We can certainly reconsider this state of affairs
(in particular, we can make "new-line" a lexing
element that is some character sequence), which
would allow/require retaining the exact shape
of the character sequence for raw string literals,
but that's not what compilers current do, I think.
(But maybe that's a bug.)
> In any case I think we want to specify what a _whitespace_ is as a grammar element and replace all mention of whitespace, whitespaces, whitespace characters by /whitespace./
Sounds reasonable.
> For simplicity, it's probably useful to define /horizontal-whitespace/ and /whitespace, /maybe in [lex.token]
>
> /horizontal-whitespace/
> /horizontal-whitespace/
> SPACE
> HORIZONTAL TAB
>
> /whitespace/
> / horizontal-whitespace/
> LINE FEED
>
> If we want to keep exact line terminators in phase 1, we can do the same for new-line (note, there is currently a grammar production for new-line in [cpp]: /new-line/: the new-line character)
>
> We could simplify further by adding comments to whitespaces, but there is no grammar for that :(
We could add some grammar.

DATASET CONTENT |

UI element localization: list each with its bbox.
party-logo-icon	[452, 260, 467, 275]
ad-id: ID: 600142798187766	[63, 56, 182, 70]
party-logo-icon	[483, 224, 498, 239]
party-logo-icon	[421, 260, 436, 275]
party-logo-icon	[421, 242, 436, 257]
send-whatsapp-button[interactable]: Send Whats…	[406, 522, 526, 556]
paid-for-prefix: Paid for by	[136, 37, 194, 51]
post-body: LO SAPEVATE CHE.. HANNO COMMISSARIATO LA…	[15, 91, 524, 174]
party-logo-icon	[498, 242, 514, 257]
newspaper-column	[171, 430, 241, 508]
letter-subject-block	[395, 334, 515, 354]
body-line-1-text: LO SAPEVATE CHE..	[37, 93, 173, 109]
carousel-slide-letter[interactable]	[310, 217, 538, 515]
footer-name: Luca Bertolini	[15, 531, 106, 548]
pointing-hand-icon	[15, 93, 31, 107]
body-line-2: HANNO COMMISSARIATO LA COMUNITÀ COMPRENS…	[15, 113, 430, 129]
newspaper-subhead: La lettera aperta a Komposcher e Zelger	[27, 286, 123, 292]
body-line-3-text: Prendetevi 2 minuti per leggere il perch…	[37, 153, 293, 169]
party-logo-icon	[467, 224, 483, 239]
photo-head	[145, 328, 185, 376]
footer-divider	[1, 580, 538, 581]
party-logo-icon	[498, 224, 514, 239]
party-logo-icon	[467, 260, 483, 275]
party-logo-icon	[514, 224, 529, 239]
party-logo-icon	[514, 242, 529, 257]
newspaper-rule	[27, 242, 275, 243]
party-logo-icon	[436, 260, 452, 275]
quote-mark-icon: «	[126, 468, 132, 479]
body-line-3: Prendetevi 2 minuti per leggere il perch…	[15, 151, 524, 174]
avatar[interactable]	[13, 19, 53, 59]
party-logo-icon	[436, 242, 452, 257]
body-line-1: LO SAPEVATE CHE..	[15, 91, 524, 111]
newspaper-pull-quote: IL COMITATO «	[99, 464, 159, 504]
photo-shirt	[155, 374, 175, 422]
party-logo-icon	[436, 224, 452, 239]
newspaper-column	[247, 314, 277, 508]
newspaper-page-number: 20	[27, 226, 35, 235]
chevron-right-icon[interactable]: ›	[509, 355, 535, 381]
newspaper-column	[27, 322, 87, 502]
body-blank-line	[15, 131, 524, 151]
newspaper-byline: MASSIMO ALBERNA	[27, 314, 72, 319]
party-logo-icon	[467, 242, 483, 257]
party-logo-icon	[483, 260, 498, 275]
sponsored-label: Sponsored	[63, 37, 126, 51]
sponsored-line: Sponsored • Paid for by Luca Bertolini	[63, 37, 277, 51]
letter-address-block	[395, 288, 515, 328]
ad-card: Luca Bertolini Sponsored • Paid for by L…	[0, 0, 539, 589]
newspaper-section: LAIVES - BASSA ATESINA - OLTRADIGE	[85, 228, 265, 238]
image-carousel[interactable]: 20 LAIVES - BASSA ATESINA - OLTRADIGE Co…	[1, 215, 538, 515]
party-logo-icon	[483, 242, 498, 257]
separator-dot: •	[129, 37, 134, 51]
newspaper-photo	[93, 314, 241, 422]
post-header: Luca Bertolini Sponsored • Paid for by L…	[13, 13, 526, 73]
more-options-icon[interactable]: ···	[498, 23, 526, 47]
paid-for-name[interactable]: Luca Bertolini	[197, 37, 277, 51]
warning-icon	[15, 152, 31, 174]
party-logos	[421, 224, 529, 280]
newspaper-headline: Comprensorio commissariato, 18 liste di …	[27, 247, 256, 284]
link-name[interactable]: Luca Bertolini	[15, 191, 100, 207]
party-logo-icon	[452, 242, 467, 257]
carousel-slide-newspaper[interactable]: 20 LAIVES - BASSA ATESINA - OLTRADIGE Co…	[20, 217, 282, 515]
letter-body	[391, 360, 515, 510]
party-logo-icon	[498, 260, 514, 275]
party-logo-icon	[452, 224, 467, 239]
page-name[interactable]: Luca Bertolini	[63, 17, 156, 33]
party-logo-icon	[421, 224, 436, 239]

TASK LIST |
(A) In the whitespace grammar thread, which two characters are listed under /horizontal-whitespace/?
(B) Carry on the whitespace grammar thread from its final line.

TASK-BY-TASK ANSWERS |
(A) SPACE and HORIZONTAL TAB.

(B)
I spent quite a bit of time on that.
After some reflection I decided to conserve line-break as a grammar element instead of referring to LINE FEED directly.
I decided to use the term line-break so that it doesn't collide with new-line in string literals.
While string-literals use LINE FEED for new-line, I think it's valid for that to be mapped to for example NEXT LINE in phase 5, so we probably want to keep the term new-line,
as it is later referred to in the library part (to mean whatever line feed maps to, rather than specifically line feed).
(of course, it's an early draft, but I am hoping both SG16 and core would like the direction)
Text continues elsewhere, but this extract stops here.